▸ **Exercise instructions**
Pick out and copy every line below that has the word "TARRAGONA".

[Begin]

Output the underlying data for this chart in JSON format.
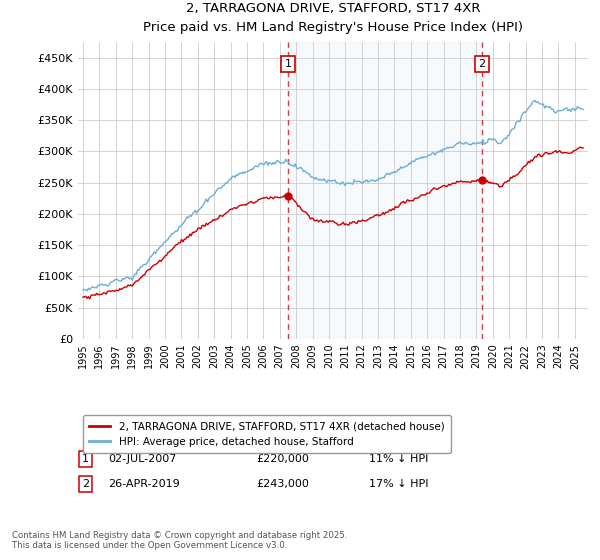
{
  "title": "2, TARRAGONA DRIVE, STAFFORD, ST17 4XR",
  "subtitle": "Price paid vs. HM Land Registry's House Price Index (HPI)",
  "ylim": [
    0,
    475000
  ],
  "yticks": [
    0,
    50000,
    100000,
    150000,
    200000,
    250000,
    300000,
    350000,
    400000,
    450000
  ],
  "ytick_labels": [
    "£0",
    "£50K",
    "£100K",
    "£150K",
    "£200K",
    "£250K",
    "£300K",
    "£350K",
    "£400K",
    "£450K"
  ],
  "xlim_start": 1994.7,
  "xlim_end": 2025.8,
  "hpi_color": "#6baed6",
  "hpi_fill_color": "#d6e8f5",
  "price_color": "#cc0000",
  "vline_color": "#d04040",
  "vline_style": "--",
  "marker1_year": 2007.5,
  "marker1_price": 220000,
  "marker1_label": "1",
  "marker2_year": 2019.33,
  "marker2_price": 243000,
  "marker2_label": "2",
  "legend_line1": "2, TARRAGONA DRIVE, STAFFORD, ST17 4XR (detached house)",
  "legend_line2": "HPI: Average price, detached house, Stafford",
  "note1_label": "1",
  "note1_date": "02-JUL-2007",
  "note1_price": "£220,000",
  "note1_hpi": "11% ↓ HPI",
  "note2_label": "2",
  "note2_date": "26-APR-2019",
  "note2_price": "£243,000",
  "note2_hpi": "17% ↓ HPI",
  "footnote": "Contains HM Land Registry data © Crown copyright and database right 2025.\nThis data is licensed under the Open Government Licence v3.0.",
  "background_color": "#ffffff",
  "grid_color": "#cccccc"
}
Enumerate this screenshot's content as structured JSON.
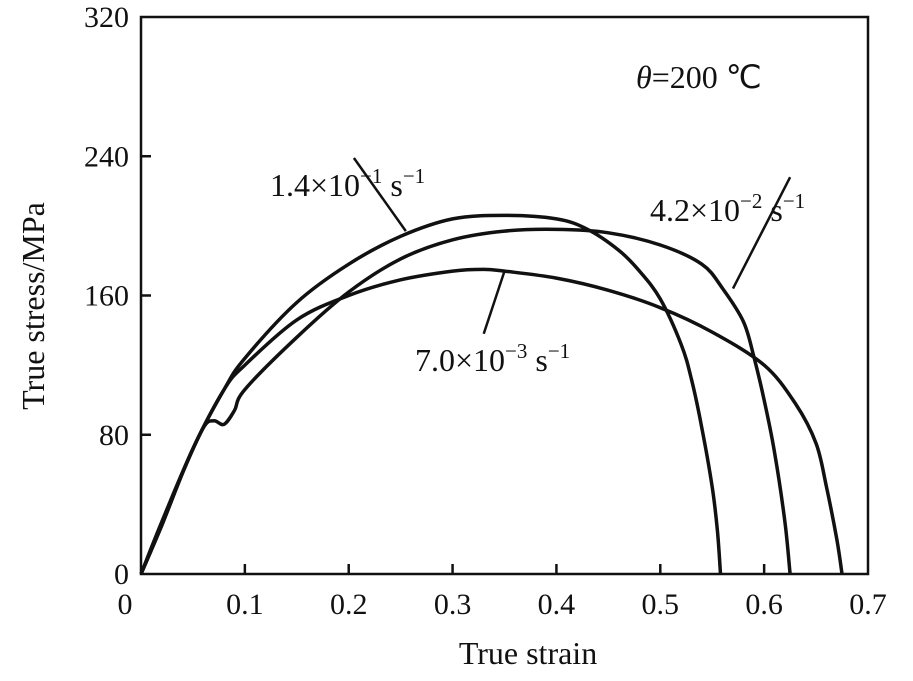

[End]

▸ **Answer to this task**
  "title": "2, TARRAGONA DRIVE, STAFFORD, ST17 4XR",
  "legend_line1": "2, TARRAGONA DRIVE, STAFFORD, ST17 4XR (detached house)",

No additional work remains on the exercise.